Spot every line with the word "Master" and return it.

[Records contained in a dataset]

━━━━━━━━

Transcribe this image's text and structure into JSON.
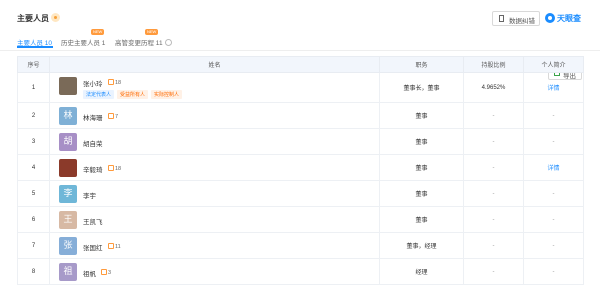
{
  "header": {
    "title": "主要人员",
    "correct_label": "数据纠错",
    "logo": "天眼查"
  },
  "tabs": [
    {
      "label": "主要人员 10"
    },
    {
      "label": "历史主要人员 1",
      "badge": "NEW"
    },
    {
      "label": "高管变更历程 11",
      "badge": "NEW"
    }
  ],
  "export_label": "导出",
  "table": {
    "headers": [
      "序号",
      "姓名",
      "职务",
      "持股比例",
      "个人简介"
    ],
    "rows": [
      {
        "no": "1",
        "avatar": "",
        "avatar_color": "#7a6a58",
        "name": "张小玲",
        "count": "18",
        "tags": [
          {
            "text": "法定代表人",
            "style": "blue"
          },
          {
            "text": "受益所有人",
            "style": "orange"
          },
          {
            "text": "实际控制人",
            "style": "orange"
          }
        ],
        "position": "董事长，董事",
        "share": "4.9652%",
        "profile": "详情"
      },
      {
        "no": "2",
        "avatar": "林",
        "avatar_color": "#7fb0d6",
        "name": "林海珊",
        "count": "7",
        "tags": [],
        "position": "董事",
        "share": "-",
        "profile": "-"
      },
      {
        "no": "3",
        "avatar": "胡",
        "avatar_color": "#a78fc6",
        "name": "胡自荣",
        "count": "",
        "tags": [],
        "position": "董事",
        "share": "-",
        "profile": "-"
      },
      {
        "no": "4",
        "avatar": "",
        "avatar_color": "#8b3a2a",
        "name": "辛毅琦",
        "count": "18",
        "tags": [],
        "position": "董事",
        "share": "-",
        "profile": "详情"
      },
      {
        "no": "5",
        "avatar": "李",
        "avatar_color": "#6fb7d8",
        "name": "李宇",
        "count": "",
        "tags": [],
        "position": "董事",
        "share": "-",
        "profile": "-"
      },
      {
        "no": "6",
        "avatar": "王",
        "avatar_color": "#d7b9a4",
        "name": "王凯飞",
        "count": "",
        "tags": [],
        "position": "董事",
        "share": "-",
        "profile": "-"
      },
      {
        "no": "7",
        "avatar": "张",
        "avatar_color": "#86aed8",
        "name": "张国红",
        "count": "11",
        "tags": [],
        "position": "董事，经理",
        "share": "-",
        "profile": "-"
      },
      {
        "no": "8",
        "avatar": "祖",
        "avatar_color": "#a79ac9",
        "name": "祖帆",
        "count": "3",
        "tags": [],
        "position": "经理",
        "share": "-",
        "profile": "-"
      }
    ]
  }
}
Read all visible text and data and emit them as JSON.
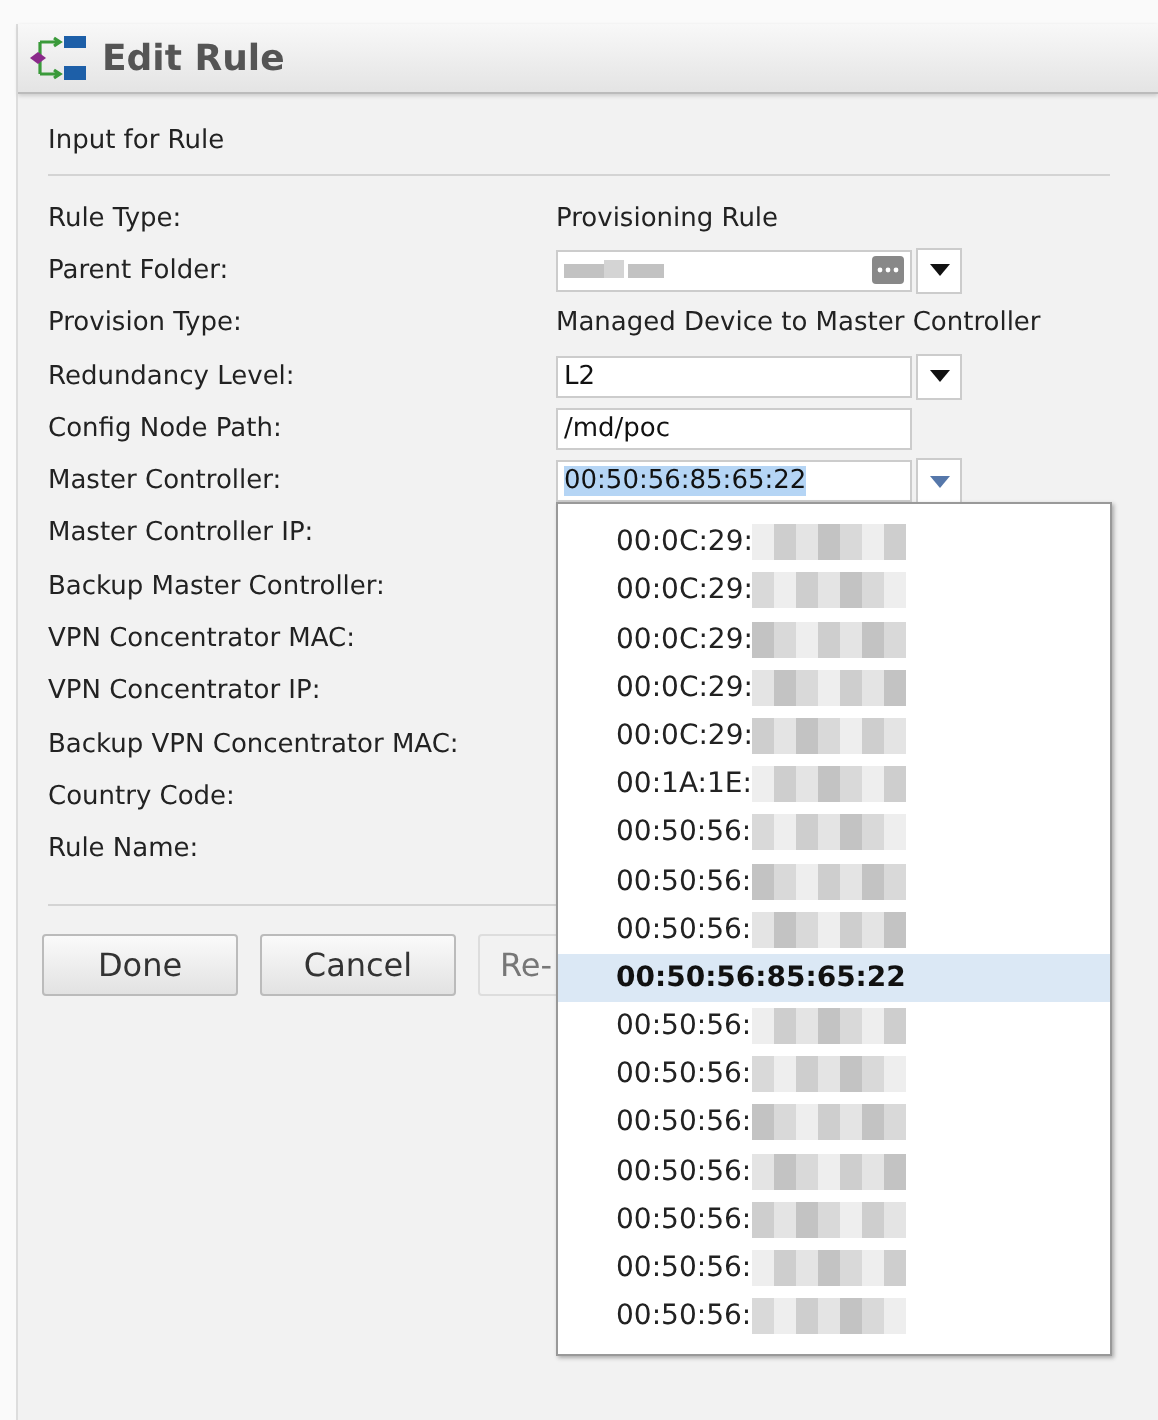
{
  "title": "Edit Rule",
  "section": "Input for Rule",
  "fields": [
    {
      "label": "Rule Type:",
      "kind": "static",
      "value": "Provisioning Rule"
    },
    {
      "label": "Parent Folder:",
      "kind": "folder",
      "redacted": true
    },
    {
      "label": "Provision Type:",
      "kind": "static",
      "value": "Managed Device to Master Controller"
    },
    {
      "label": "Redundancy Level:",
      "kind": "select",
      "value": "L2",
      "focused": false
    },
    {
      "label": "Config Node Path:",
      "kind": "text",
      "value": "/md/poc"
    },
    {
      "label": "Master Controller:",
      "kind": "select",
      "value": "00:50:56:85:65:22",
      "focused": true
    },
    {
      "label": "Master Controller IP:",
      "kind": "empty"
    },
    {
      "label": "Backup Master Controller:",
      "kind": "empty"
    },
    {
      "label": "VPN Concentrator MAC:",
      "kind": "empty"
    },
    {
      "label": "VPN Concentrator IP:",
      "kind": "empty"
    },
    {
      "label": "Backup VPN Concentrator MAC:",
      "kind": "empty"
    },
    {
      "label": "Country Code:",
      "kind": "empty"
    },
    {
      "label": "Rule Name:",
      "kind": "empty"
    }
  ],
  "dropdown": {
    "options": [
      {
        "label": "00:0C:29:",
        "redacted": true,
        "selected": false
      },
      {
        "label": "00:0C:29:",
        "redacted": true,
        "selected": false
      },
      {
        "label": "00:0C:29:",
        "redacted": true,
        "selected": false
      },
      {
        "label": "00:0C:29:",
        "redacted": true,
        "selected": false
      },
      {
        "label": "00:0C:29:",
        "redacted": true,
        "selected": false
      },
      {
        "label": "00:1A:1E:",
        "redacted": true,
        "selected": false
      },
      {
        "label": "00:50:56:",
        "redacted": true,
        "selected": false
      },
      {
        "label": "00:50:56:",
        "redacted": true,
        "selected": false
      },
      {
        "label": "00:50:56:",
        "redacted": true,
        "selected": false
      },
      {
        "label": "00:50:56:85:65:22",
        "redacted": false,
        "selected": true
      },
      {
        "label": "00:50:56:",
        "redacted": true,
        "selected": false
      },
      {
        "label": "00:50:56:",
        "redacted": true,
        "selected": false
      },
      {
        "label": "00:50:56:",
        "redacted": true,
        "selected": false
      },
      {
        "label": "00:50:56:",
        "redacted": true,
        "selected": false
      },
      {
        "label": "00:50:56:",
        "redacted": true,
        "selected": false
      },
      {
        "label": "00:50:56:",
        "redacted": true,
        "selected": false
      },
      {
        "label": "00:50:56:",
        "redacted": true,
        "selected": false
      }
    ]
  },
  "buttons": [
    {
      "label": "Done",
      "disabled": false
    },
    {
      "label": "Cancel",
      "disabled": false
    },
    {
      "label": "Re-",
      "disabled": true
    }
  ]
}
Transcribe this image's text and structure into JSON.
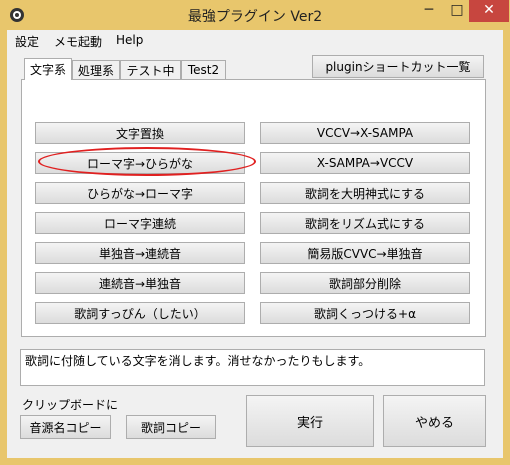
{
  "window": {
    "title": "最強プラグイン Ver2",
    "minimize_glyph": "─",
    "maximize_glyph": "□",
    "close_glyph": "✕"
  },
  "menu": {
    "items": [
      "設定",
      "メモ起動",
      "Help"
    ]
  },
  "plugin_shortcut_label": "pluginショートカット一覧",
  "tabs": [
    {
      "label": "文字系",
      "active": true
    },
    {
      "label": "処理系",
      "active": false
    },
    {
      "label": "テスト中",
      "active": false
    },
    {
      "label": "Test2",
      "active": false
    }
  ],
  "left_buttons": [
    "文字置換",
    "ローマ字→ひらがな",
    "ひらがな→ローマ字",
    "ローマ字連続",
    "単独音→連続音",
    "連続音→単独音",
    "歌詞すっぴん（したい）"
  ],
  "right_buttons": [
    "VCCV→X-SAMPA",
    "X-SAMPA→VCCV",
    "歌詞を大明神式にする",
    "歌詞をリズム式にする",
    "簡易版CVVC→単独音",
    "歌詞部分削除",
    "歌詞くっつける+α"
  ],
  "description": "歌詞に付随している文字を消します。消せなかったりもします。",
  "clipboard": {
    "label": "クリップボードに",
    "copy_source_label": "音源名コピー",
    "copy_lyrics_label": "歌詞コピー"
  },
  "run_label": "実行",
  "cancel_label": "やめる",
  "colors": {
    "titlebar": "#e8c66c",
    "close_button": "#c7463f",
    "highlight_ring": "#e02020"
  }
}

━━━━━━━━

» Exercise result:
      "value": "Managed Device to Master Controller"
      "label": "Master Controller:",
      "label": "Master Controller IP:",
      "label": "Backup Master Controller:",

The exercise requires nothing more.